Give, as a bare number, the count of lines that contain the word "with".

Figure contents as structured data
»»

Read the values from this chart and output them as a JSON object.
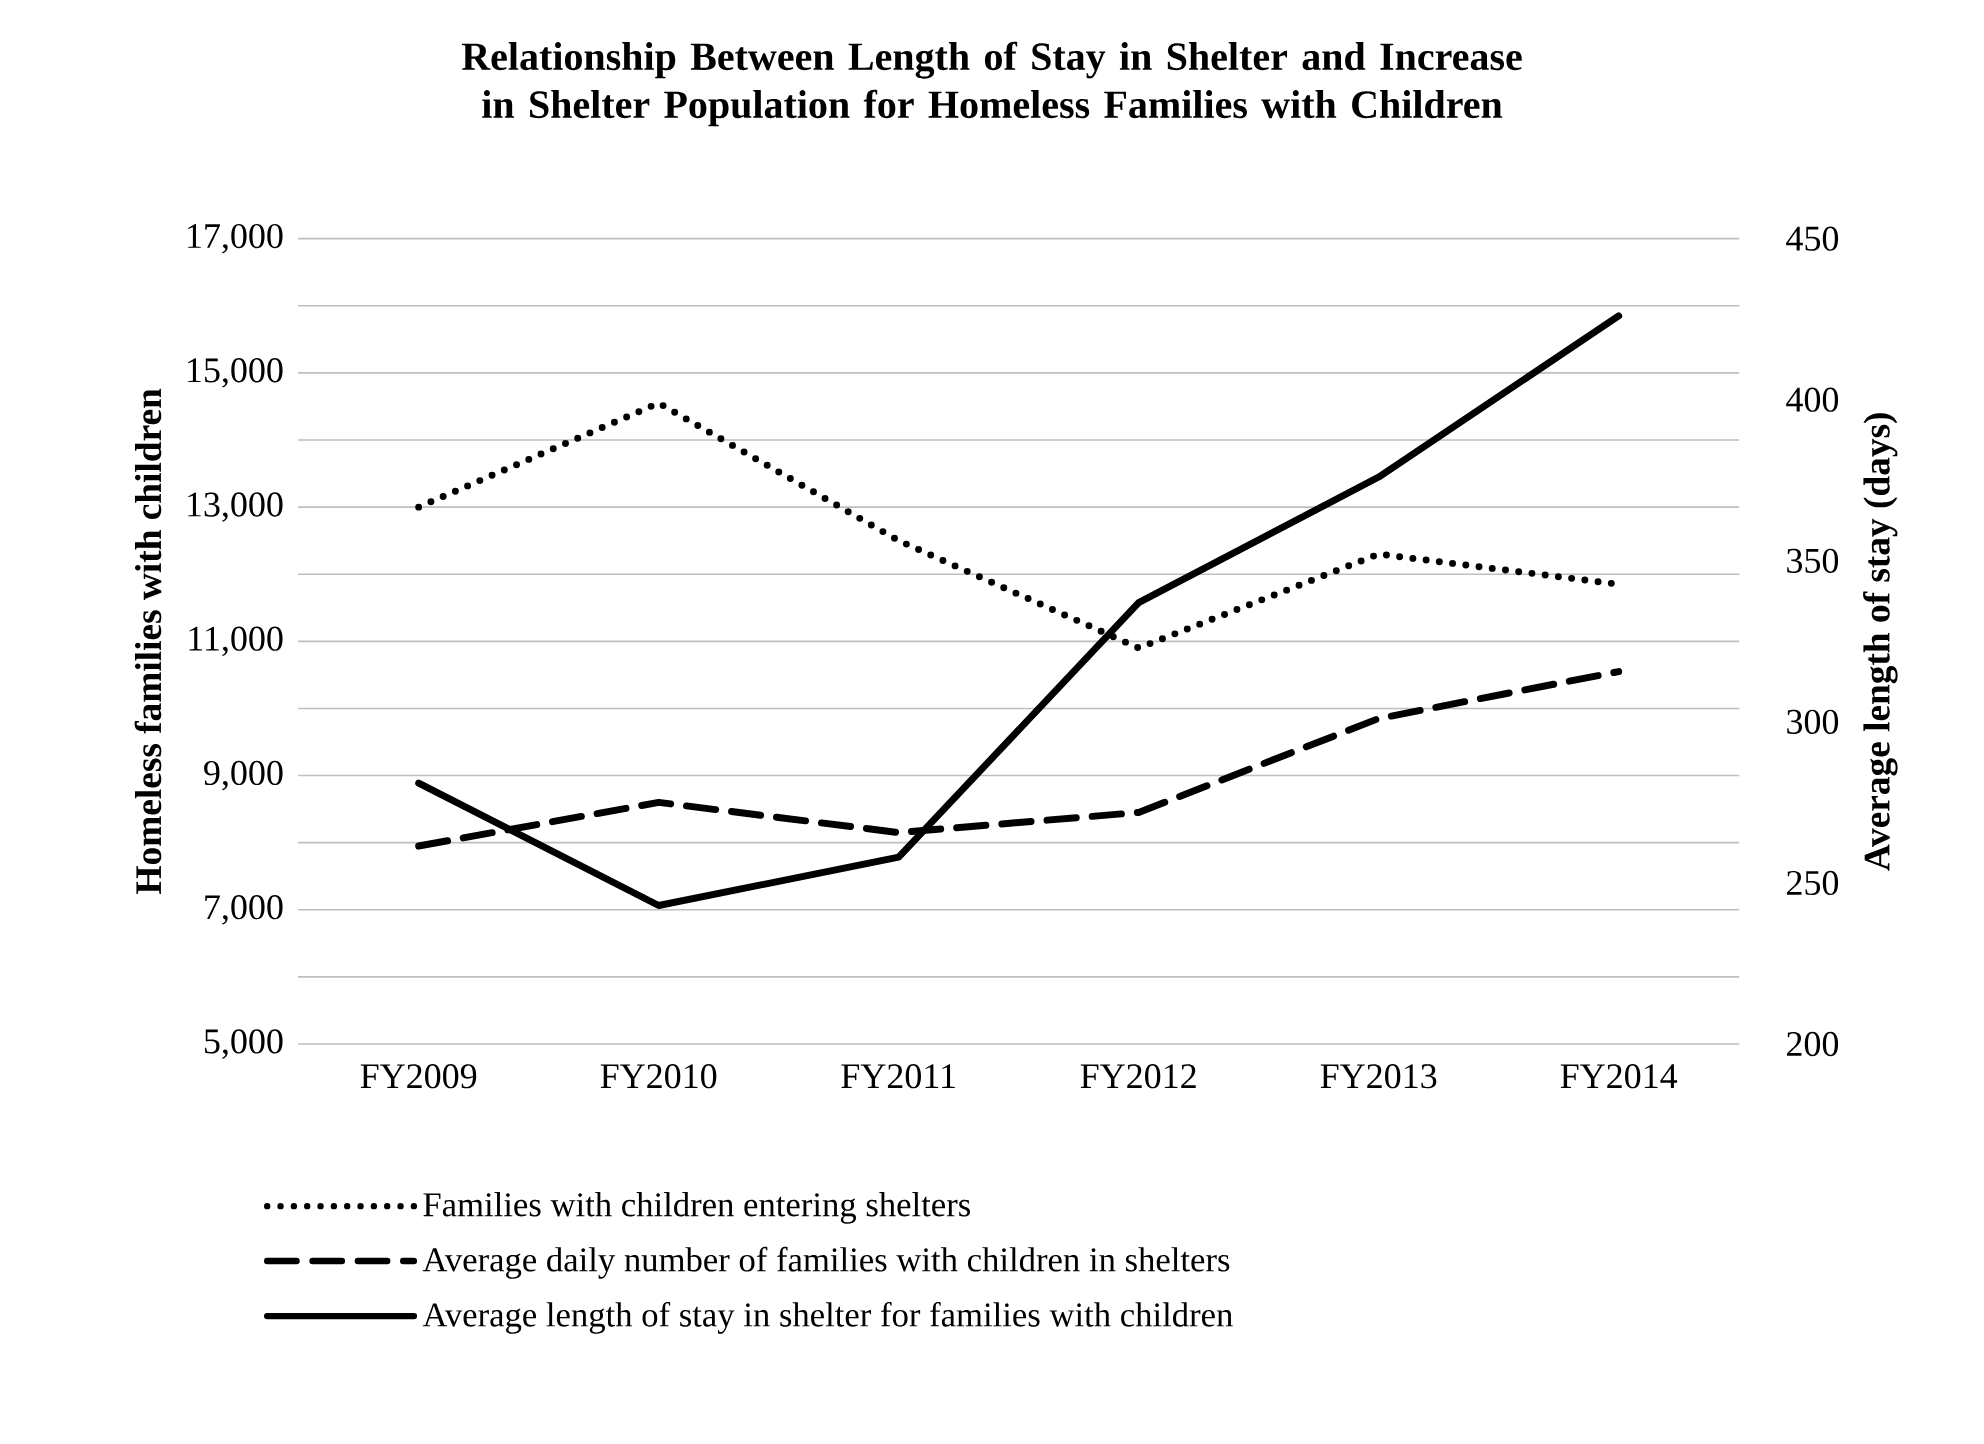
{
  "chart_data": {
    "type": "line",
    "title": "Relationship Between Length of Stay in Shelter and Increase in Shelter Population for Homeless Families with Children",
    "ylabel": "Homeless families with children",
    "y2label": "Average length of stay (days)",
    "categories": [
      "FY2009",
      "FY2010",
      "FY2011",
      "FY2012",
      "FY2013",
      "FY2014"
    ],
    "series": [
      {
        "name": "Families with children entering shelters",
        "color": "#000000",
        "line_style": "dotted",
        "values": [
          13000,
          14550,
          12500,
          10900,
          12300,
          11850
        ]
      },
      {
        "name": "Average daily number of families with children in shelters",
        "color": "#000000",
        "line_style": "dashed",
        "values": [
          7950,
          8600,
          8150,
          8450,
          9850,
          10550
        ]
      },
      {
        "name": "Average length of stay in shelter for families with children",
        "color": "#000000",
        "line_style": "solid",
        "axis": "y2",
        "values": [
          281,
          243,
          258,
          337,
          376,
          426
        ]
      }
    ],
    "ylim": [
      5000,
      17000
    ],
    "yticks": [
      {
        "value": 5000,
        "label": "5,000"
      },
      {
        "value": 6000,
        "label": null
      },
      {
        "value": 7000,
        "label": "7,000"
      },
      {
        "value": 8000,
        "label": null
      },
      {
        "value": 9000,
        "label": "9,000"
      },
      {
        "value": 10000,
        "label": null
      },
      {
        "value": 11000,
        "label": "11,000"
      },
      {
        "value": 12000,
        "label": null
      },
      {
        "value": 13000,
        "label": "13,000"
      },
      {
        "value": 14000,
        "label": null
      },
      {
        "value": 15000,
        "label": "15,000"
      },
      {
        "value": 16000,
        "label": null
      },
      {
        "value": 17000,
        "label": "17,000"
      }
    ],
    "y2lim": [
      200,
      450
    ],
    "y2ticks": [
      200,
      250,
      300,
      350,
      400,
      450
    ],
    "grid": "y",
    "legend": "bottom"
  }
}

««

** REPLY **
5